> Problem
State the number of lines that contain "JSON", with no other text.
☆ ☆ ☆
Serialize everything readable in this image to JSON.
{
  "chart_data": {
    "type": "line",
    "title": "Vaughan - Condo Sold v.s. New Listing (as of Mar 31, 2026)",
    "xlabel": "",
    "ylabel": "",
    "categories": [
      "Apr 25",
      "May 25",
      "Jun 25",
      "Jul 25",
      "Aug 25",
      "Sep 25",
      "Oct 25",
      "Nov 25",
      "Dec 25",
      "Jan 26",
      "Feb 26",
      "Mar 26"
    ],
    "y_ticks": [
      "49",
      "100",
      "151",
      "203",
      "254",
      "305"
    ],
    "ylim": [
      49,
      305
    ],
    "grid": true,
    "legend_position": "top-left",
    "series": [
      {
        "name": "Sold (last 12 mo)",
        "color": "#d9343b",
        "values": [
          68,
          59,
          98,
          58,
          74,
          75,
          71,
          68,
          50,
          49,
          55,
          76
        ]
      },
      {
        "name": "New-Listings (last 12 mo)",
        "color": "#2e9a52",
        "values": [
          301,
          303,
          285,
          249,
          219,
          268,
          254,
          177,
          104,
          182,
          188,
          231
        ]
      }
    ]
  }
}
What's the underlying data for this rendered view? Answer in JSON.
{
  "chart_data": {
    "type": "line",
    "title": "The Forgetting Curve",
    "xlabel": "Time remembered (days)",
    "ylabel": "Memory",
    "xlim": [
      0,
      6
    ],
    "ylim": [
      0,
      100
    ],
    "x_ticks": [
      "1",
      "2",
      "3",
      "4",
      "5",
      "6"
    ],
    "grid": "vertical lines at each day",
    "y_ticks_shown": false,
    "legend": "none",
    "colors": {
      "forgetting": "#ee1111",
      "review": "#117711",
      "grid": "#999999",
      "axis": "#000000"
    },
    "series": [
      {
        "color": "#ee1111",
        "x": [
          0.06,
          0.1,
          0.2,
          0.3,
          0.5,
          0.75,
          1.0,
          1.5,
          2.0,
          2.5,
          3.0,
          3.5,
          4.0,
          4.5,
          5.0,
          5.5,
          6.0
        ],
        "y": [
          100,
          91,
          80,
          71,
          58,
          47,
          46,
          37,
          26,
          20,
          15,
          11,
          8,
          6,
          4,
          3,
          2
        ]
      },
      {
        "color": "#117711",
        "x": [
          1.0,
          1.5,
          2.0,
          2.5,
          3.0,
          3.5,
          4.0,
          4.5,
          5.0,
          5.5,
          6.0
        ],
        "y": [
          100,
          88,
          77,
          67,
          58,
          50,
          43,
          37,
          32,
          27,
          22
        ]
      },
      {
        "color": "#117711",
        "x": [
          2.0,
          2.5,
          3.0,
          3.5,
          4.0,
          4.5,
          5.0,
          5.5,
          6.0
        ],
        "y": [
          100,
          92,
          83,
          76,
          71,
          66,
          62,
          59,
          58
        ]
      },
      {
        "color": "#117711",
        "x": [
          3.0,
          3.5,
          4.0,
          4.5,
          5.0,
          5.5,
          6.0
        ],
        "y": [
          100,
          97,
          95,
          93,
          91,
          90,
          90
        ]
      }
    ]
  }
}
☆ ☆ ☆
> Task answer
2